Data items

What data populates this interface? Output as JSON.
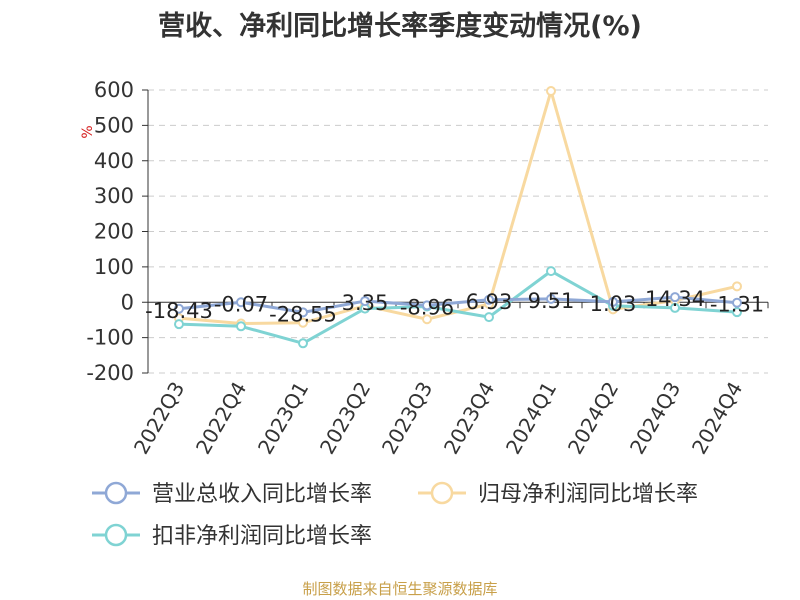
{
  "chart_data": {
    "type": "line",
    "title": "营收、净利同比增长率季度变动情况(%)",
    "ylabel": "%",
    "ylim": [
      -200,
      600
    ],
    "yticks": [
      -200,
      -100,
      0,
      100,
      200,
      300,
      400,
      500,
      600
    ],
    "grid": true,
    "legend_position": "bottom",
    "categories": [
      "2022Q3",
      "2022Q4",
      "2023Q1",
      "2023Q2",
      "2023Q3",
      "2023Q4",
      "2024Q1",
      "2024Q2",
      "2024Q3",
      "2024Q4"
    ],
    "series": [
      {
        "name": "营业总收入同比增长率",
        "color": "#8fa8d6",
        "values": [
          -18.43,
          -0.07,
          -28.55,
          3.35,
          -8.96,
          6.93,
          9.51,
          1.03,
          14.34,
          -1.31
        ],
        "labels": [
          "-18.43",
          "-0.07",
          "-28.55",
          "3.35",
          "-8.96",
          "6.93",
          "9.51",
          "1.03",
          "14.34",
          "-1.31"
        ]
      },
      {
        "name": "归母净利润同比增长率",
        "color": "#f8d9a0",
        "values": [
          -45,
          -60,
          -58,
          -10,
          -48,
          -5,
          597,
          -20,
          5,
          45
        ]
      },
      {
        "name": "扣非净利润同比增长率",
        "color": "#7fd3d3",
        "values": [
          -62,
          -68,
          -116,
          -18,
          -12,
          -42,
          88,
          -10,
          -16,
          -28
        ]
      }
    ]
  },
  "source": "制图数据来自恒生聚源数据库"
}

> [CHALLENGE]: An exact transcription of all the entries is required, without the pictures.

> [EXERCISE OUTPUT]:
What data populates this interface? Output as JSON.
{
  "chart_data": {
    "type": "line",
    "title": "营收、净利同比增长率季度变动情况(%)",
    "ylabel": "%",
    "ylim": [
      -200,
      600
    ],
    "yticks": [
      -200,
      -100,
      0,
      100,
      200,
      300,
      400,
      500,
      600
    ],
    "grid": true,
    "legend_position": "bottom",
    "categories": [
      "2022Q3",
      "2022Q4",
      "2023Q1",
      "2023Q2",
      "2023Q3",
      "2023Q4",
      "2024Q1",
      "2024Q2",
      "2024Q3",
      "2024Q4"
    ],
    "series": [
      {
        "name": "营业总收入同比增长率",
        "color": "#8fa8d6",
        "values": [
          -18.43,
          -0.07,
          -28.55,
          3.35,
          -8.96,
          6.93,
          9.51,
          1.03,
          14.34,
          -1.31
        ],
        "labels": [
          "-18.43",
          "-0.07",
          "-28.55",
          "3.35",
          "-8.96",
          "6.93",
          "9.51",
          "1.03",
          "14.34",
          "-1.31"
        ]
      },
      {
        "name": "归母净利润同比增长率",
        "color": "#f8d9a0",
        "values": [
          -45,
          -60,
          -58,
          -10,
          -48,
          -5,
          597,
          -20,
          5,
          45
        ]
      },
      {
        "name": "扣非净利润同比增长率",
        "color": "#7fd3d3",
        "values": [
          -62,
          -68,
          -116,
          -18,
          -12,
          -42,
          88,
          -10,
          -16,
          -28
        ]
      }
    ]
  },
  "source": "制图数据来自恒生聚源数据库"
}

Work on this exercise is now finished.